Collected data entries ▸
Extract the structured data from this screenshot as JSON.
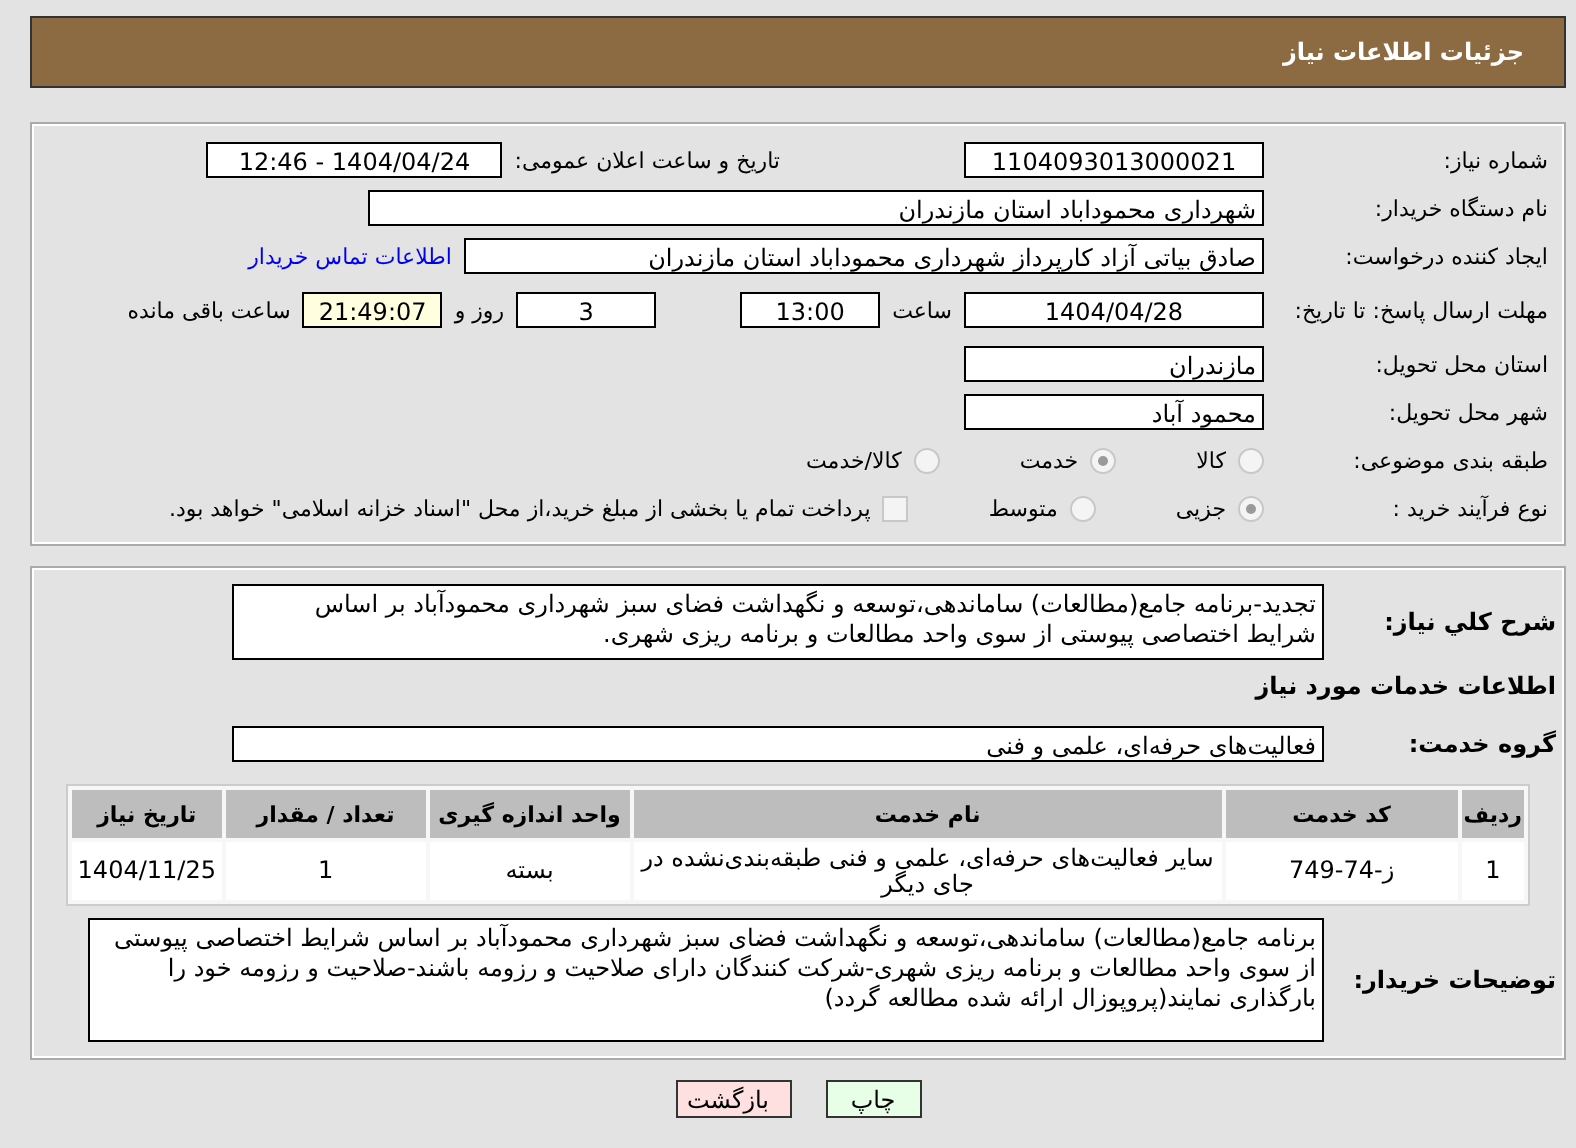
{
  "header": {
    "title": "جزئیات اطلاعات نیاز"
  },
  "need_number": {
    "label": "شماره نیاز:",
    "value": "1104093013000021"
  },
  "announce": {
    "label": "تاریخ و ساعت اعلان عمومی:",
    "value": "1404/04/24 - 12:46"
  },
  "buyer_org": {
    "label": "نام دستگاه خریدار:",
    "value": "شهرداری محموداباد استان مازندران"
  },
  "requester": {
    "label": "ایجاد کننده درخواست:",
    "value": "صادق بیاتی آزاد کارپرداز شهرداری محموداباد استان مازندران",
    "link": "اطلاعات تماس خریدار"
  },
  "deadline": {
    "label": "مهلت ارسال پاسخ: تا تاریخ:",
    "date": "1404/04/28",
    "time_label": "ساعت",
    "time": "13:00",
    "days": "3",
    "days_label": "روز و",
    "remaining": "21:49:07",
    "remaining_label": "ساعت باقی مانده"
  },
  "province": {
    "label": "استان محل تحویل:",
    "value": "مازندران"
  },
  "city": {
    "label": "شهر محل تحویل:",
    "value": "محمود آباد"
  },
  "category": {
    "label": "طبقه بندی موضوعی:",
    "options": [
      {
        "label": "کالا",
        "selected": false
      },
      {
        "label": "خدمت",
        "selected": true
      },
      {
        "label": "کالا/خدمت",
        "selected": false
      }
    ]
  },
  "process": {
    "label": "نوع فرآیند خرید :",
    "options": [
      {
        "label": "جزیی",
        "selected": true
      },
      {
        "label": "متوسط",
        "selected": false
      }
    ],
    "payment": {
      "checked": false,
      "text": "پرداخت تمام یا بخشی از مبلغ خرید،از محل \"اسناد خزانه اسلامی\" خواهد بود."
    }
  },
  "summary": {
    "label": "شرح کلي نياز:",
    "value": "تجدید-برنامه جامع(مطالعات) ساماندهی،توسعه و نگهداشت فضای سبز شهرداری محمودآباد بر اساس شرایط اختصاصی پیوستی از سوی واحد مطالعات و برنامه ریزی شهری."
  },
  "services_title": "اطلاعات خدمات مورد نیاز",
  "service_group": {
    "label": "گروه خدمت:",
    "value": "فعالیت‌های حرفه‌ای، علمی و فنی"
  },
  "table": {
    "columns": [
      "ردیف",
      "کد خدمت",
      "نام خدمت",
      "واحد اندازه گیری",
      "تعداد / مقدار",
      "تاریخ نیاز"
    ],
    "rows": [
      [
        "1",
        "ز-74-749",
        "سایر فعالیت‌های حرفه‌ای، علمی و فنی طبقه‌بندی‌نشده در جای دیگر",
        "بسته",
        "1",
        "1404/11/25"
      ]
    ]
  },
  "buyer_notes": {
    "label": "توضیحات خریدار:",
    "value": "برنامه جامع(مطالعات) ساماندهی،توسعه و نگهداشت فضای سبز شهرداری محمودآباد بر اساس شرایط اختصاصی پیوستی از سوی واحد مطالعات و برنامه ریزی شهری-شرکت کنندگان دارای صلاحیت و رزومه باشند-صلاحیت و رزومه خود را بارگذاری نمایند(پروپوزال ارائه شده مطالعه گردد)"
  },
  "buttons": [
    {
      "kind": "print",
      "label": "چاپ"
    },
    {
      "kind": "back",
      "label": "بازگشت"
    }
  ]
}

Exercise ▸ Send back the data above word for word, with the pictures left out.

Task output ▸
Extract the structured data from this screenshot as JSON.
{
  "header": {
    "title": "جزئیات اطلاعات نیاز"
  },
  "need_number": {
    "label": "شماره نیاز:",
    "value": "1104093013000021"
  },
  "announce": {
    "label": "تاریخ و ساعت اعلان عمومی:",
    "value": "1404/04/24 - 12:46"
  },
  "buyer_org": {
    "label": "نام دستگاه خریدار:",
    "value": "شهرداری محموداباد استان مازندران"
  },
  "requester": {
    "label": "ایجاد کننده درخواست:",
    "value": "صادق بیاتی آزاد کارپرداز شهرداری محموداباد استان مازندران",
    "link": "اطلاعات تماس خریدار"
  },
  "deadline": {
    "label": "مهلت ارسال پاسخ: تا تاریخ:",
    "date": "1404/04/28",
    "time_label": "ساعت",
    "time": "13:00",
    "days": "3",
    "days_label": "روز و",
    "remaining": "21:49:07",
    "remaining_label": "ساعت باقی مانده"
  },
  "province": {
    "label": "استان محل تحویل:",
    "value": "مازندران"
  },
  "city": {
    "label": "شهر محل تحویل:",
    "value": "محمود آباد"
  },
  "category": {
    "label": "طبقه بندی موضوعی:",
    "options": [
      {
        "label": "کالا",
        "selected": false
      },
      {
        "label": "خدمت",
        "selected": true
      },
      {
        "label": "کالا/خدمت",
        "selected": false
      }
    ]
  },
  "process": {
    "label": "نوع فرآیند خرید :",
    "options": [
      {
        "label": "جزیی",
        "selected": true
      },
      {
        "label": "متوسط",
        "selected": false
      }
    ],
    "payment": {
      "checked": false,
      "text": "پرداخت تمام یا بخشی از مبلغ خرید،از محل \"اسناد خزانه اسلامی\" خواهد بود."
    }
  },
  "summary": {
    "label": "شرح کلي نياز:",
    "value": "تجدید-برنامه جامع(مطالعات) ساماندهی،توسعه و نگهداشت فضای سبز شهرداری محمودآباد بر اساس شرایط اختصاصی پیوستی از سوی واحد مطالعات و برنامه ریزی شهری."
  },
  "services_title": "اطلاعات خدمات مورد نیاز",
  "service_group": {
    "label": "گروه خدمت:",
    "value": "فعالیت‌های حرفه‌ای، علمی و فنی"
  },
  "table": {
    "columns": [
      "ردیف",
      "کد خدمت",
      "نام خدمت",
      "واحد اندازه گیری",
      "تعداد / مقدار",
      "تاریخ نیاز"
    ],
    "rows": [
      [
        "1",
        "ز-74-749",
        "سایر فعالیت‌های حرفه‌ای، علمی و فنی طبقه‌بندی‌نشده در جای دیگر",
        "بسته",
        "1",
        "1404/11/25"
      ]
    ]
  },
  "buyer_notes": {
    "label": "توضیحات خریدار:",
    "value": "برنامه جامع(مطالعات) ساماندهی،توسعه و نگهداشت فضای سبز شهرداری محمودآباد بر اساس شرایط اختصاصی پیوستی از سوی واحد مطالعات و برنامه ریزی شهری-شرکت کنندگان دارای صلاحیت و رزومه باشند-صلاحیت و رزومه خود را بارگذاری نمایند(پروپوزال ارائه شده مطالعه گردد)"
  },
  "buttons": [
    {
      "kind": "print",
      "label": "چاپ"
    },
    {
      "kind": "back",
      "label": "بازگشت"
    }
  ]
}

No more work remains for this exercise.